▶
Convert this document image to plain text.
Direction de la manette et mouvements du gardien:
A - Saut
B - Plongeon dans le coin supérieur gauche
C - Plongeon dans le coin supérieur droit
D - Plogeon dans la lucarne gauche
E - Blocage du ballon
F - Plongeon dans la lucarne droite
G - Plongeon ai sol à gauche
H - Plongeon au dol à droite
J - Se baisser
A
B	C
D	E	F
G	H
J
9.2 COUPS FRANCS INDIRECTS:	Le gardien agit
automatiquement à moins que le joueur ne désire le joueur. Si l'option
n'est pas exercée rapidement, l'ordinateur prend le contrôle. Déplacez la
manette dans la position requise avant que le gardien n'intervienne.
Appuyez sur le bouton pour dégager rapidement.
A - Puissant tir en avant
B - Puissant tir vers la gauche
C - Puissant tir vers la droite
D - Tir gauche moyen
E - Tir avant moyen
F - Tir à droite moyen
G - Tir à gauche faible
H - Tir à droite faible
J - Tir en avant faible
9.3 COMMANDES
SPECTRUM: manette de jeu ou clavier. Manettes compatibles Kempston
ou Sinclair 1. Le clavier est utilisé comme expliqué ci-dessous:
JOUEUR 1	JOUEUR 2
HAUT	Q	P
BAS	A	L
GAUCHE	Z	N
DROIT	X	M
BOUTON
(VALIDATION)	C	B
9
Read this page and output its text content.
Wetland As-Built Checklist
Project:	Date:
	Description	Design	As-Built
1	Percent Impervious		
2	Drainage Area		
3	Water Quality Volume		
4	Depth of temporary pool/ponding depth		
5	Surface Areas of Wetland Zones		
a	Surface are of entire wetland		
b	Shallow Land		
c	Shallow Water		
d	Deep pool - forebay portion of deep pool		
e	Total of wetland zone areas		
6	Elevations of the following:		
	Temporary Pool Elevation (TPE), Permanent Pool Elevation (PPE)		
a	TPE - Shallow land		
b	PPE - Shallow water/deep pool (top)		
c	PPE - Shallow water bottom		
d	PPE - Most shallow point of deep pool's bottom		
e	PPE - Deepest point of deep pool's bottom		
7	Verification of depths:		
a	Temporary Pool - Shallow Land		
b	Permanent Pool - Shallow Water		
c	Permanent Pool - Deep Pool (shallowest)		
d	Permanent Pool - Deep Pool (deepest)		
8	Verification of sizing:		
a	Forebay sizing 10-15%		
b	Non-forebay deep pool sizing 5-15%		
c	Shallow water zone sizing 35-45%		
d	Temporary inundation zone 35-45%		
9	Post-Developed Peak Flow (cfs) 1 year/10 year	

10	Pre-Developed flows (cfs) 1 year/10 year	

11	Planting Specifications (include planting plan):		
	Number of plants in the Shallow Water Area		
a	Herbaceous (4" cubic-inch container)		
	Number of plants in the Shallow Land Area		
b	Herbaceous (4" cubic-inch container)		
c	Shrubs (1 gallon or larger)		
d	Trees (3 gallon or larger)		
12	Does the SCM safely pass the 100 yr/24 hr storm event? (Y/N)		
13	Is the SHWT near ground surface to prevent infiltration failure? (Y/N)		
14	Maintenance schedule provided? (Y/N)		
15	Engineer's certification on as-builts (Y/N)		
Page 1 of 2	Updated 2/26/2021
◀
Exercise -> Search the records above for the string "year". Copy every line that contains it.

Worked solution ->
9	Post-Developed Peak Flow (cfs) 1 year/10 year	
10	Pre-Developed flows (cfs) 1 year/10 year	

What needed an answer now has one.